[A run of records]
-=-=-

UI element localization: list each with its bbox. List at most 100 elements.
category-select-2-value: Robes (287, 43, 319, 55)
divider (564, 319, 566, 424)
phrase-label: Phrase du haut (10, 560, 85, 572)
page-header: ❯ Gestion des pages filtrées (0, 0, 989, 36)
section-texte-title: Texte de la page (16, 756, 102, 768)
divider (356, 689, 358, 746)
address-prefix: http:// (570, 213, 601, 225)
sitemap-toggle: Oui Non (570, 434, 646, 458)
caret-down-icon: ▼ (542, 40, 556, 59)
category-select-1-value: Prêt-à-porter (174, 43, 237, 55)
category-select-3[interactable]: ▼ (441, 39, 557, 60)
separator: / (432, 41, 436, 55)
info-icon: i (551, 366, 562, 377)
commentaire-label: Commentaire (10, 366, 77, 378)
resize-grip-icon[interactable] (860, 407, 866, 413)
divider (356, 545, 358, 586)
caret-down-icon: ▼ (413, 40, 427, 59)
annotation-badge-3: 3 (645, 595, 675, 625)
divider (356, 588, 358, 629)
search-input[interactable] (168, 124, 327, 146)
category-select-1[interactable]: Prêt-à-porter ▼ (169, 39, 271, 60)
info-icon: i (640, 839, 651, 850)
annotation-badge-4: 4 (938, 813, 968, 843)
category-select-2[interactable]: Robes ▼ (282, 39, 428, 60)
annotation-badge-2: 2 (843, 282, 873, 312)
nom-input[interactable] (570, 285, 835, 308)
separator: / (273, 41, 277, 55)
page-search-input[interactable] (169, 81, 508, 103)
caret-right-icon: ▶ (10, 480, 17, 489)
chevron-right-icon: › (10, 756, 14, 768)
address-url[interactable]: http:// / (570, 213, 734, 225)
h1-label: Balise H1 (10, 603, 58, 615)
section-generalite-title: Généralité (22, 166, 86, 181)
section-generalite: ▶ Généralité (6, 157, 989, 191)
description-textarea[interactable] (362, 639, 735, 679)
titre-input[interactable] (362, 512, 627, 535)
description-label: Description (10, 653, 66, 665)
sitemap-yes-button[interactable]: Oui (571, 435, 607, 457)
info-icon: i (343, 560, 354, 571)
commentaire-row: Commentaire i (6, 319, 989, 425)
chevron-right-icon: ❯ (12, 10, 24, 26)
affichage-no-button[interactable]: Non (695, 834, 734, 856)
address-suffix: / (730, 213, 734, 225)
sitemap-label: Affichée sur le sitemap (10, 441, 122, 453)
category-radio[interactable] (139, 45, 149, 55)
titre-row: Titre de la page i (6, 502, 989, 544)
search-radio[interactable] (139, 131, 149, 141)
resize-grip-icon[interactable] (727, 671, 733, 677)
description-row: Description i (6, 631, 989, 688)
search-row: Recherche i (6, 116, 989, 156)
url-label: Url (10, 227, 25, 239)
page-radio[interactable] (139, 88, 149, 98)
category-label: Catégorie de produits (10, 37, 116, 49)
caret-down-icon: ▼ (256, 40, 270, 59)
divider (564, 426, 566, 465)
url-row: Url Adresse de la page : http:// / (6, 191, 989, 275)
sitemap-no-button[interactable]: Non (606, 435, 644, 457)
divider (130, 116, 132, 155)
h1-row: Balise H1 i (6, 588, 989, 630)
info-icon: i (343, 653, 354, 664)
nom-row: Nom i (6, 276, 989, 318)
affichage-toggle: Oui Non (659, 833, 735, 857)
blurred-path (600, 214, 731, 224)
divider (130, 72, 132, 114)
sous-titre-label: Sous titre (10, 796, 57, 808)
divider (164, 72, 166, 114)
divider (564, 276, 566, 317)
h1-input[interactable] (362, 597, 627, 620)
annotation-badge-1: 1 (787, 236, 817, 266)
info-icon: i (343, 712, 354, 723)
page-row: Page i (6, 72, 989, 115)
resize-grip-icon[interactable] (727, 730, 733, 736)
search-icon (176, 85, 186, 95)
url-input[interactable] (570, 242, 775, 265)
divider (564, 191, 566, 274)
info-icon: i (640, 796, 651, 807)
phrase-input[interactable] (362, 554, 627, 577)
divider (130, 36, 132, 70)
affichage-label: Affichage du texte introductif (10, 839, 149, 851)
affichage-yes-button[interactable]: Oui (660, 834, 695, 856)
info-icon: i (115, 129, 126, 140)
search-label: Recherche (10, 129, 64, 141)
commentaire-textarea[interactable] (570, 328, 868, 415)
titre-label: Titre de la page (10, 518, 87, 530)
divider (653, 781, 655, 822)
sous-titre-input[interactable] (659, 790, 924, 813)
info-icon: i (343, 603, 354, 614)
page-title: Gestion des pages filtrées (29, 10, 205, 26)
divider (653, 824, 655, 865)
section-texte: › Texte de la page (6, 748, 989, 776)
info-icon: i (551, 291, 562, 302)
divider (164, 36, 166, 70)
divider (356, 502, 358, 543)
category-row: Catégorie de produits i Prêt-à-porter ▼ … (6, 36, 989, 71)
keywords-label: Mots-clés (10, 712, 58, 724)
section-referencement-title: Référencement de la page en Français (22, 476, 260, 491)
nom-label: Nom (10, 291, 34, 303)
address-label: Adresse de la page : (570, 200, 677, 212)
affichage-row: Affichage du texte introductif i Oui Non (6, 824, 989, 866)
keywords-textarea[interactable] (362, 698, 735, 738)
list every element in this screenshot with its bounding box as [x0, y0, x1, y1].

-=-=-

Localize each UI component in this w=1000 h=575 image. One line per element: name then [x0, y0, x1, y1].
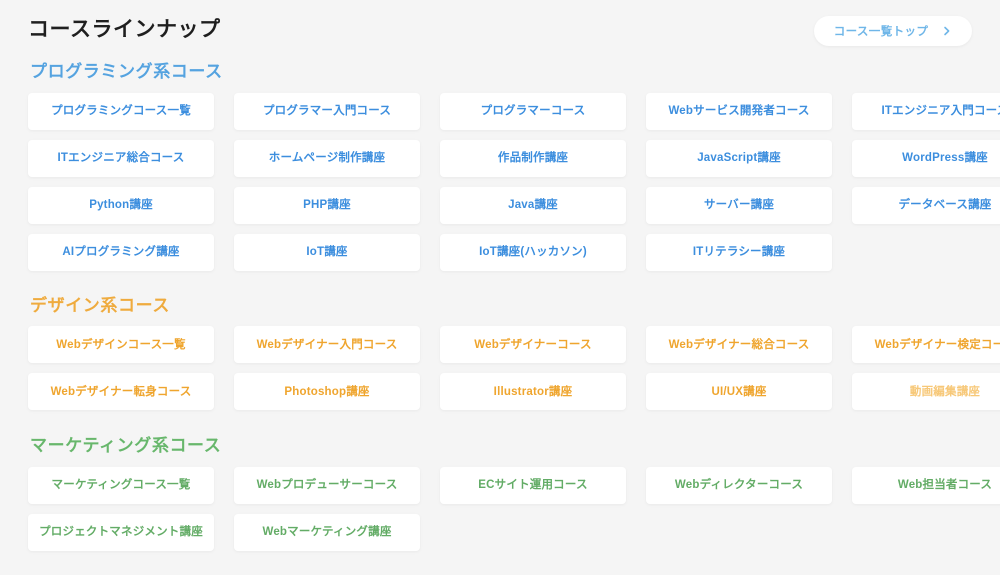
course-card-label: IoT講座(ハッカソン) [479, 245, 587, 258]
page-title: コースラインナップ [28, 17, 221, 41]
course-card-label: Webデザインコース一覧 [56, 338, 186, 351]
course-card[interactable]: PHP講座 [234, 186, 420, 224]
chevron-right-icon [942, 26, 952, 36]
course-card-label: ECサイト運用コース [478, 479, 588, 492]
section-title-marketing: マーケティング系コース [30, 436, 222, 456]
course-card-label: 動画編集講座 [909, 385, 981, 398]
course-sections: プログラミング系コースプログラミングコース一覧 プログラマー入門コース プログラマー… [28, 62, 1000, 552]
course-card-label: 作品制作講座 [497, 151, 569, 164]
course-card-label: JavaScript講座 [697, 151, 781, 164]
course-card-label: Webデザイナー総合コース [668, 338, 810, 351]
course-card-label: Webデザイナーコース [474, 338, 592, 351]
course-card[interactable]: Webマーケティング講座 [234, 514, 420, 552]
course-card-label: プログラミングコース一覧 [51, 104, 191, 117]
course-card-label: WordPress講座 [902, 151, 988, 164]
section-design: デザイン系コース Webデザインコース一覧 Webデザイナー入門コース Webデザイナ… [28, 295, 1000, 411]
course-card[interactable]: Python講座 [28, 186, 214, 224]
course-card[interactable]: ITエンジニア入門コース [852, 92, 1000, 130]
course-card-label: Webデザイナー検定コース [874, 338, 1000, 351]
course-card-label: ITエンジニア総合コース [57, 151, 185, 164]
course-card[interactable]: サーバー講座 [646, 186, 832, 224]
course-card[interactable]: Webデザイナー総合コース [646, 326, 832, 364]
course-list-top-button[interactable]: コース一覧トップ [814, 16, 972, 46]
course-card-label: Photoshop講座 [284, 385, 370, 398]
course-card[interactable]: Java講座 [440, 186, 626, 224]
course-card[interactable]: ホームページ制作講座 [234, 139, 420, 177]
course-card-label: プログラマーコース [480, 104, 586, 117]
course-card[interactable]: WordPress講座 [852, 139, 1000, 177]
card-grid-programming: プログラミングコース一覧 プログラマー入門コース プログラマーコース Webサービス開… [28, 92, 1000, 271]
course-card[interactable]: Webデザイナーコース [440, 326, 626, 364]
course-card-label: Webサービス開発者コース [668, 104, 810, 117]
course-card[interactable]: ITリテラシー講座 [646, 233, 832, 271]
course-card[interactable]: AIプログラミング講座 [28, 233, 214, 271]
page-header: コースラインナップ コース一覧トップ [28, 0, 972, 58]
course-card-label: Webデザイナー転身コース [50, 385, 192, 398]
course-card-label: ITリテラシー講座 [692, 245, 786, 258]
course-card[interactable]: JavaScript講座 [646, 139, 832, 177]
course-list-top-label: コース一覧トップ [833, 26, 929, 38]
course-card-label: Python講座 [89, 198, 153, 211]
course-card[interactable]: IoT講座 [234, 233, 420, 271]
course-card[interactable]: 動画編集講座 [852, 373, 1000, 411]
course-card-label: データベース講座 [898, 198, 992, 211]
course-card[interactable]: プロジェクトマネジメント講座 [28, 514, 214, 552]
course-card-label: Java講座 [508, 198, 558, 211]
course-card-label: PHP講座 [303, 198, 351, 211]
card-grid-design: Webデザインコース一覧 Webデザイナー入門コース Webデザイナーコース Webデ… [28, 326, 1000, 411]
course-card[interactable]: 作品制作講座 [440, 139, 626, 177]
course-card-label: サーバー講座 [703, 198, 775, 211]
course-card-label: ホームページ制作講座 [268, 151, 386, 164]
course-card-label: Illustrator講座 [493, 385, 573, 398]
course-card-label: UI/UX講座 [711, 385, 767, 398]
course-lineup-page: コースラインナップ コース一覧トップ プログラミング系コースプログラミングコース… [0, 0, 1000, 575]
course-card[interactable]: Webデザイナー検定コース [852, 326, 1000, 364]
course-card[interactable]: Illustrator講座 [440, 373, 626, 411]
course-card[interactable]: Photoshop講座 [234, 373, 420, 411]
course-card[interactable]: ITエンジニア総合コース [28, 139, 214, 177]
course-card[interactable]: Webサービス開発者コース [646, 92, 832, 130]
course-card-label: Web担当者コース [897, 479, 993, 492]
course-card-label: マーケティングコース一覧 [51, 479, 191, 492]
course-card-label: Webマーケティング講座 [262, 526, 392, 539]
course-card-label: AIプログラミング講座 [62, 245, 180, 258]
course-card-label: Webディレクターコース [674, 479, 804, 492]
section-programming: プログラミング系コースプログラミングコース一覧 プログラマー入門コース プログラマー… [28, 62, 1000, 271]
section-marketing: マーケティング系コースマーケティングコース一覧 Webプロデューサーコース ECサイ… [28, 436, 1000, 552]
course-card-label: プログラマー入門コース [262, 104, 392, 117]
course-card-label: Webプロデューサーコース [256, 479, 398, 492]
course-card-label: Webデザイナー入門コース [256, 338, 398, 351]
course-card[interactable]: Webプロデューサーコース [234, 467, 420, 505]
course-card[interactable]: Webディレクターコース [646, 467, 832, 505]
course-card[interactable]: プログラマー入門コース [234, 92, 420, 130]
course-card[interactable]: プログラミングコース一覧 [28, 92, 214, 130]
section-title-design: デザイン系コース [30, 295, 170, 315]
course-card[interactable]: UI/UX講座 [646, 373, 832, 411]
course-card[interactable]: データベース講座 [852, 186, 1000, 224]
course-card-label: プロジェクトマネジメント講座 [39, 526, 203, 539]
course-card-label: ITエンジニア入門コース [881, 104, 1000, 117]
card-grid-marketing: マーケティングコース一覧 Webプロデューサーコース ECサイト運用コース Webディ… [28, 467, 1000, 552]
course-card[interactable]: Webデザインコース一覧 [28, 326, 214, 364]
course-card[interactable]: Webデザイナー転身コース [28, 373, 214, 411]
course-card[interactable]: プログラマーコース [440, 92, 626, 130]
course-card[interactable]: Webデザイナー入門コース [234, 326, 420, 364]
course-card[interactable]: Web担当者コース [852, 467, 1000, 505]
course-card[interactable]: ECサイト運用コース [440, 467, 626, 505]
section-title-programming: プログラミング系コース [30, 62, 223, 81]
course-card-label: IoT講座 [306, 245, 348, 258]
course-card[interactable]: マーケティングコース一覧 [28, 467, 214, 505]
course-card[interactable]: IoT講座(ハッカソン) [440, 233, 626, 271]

-=-=-

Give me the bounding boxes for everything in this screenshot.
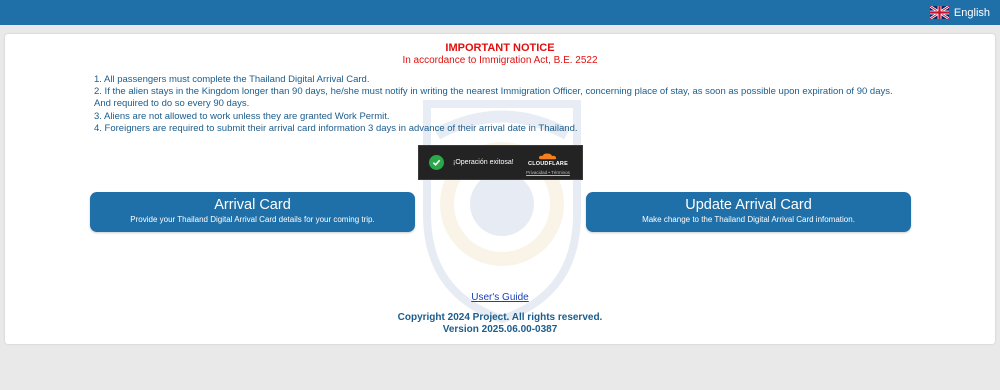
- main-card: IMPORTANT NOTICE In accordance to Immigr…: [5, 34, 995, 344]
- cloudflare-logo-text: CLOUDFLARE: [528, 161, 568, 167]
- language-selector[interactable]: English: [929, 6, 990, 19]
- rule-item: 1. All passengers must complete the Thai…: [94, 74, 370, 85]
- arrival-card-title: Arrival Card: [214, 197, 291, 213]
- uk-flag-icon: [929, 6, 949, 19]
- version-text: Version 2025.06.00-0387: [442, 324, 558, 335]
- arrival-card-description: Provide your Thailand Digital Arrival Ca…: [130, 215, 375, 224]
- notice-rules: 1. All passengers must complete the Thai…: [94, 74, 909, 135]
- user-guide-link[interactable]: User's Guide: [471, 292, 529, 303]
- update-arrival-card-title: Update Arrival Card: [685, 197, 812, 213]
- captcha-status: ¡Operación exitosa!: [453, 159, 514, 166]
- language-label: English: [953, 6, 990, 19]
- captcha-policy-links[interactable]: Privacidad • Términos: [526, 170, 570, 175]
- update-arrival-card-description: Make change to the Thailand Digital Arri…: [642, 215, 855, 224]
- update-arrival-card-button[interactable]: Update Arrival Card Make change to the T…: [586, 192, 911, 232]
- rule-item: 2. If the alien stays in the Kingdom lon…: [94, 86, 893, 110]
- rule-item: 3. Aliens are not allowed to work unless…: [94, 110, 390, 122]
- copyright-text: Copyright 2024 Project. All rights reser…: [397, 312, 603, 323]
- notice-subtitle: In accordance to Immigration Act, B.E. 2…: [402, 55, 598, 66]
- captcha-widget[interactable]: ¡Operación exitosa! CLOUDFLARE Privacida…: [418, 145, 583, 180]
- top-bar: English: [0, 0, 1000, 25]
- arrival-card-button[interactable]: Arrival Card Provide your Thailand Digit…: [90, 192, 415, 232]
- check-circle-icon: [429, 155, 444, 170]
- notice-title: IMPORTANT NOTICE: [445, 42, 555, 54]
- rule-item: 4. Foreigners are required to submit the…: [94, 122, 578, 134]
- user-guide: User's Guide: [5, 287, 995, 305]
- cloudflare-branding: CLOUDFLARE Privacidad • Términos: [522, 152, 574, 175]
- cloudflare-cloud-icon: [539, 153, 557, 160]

-=-=-

**Problem details**:
Rewrite the items from the line with "- main-card: IMPORTANT" up to and including the line with "- language-label: English: [953, 6, 990, 19]", changing "User's Guide" to "User Guide" and keeping all else identical. Return only those lines.

**Exercise response**:
- main-card: IMPORTANT NOTICE In accordance to Immigr…: [5, 34, 995, 344]
- cloudflare-logo-text: CLOUDFLARE: [528, 161, 568, 167]
- language-selector[interactable]: English: [929, 6, 990, 19]
- rule-item: 1. All passengers must complete the Thai…: [94, 74, 370, 85]
- arrival-card-title: Arrival Card: [214, 197, 291, 213]
- uk-flag-icon: [929, 6, 949, 19]
- version-text: Version 2025.06.00-0387: [442, 324, 558, 335]
- arrival-card-description: Provide your Thailand Digital Arrival Ca…: [130, 215, 375, 224]
- notice-rules: 1. All passengers must complete the Thai…: [94, 74, 909, 135]
- user-guide-link[interactable]: User Guide: [471, 292, 529, 303]
- update-arrival-card-title: Update Arrival Card: [685, 197, 812, 213]
- captcha-status: ¡Operación exitosa!: [453, 159, 514, 166]
- language-label: English: [953, 6, 990, 19]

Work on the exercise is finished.